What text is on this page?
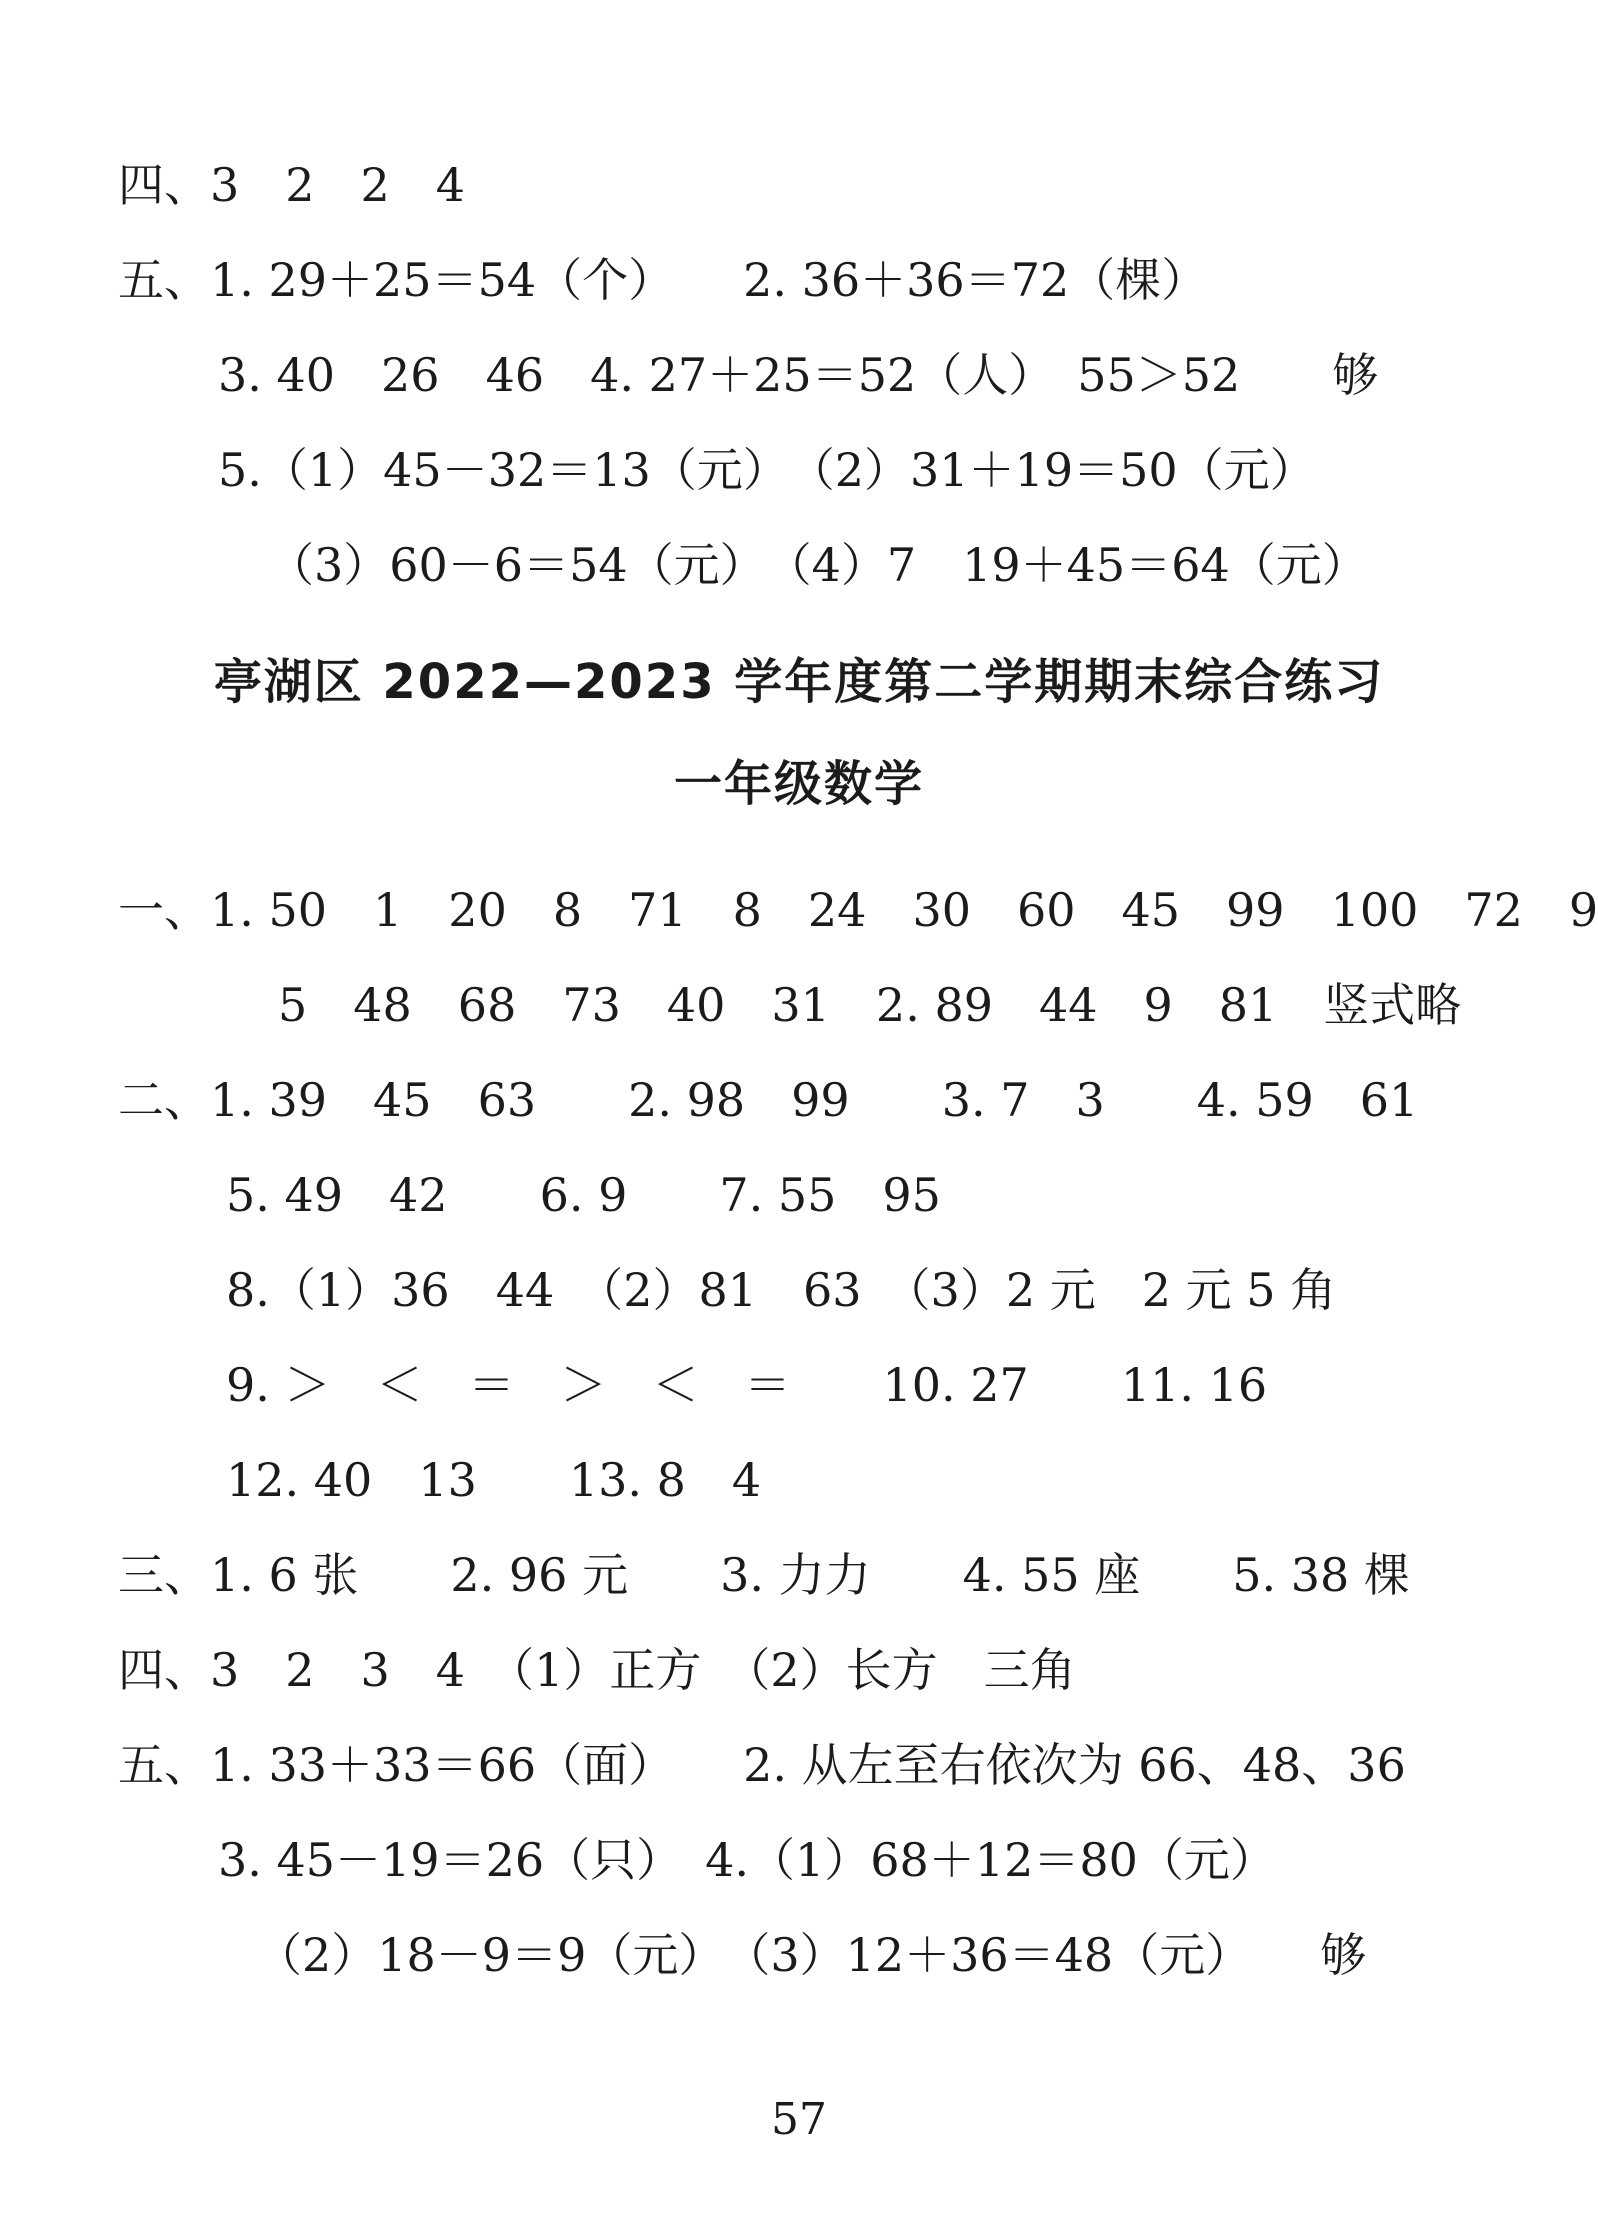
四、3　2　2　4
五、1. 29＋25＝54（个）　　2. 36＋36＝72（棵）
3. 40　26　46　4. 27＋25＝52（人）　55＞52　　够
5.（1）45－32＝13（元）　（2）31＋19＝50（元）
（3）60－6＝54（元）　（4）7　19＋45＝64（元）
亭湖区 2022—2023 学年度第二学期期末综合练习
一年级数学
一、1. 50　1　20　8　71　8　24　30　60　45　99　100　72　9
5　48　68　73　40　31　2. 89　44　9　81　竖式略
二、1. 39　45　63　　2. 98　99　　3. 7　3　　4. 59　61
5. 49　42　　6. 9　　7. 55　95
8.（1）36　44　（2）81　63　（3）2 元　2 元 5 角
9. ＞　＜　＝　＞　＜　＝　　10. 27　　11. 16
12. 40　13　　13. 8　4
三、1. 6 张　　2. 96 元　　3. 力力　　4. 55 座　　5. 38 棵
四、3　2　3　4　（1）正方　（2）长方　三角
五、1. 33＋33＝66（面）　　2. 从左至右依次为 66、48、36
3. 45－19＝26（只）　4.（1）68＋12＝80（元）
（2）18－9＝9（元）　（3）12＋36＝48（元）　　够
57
...
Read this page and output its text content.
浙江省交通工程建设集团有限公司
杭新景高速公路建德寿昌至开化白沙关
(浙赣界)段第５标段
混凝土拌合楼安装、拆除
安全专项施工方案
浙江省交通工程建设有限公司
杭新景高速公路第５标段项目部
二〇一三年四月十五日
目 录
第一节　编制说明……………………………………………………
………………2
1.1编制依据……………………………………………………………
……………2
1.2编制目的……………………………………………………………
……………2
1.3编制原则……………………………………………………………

_What the exercise asks_
Pull every line holding "page" out of the records.

_Result of this exercise_
What text is on this page?
Read this page and output its text content.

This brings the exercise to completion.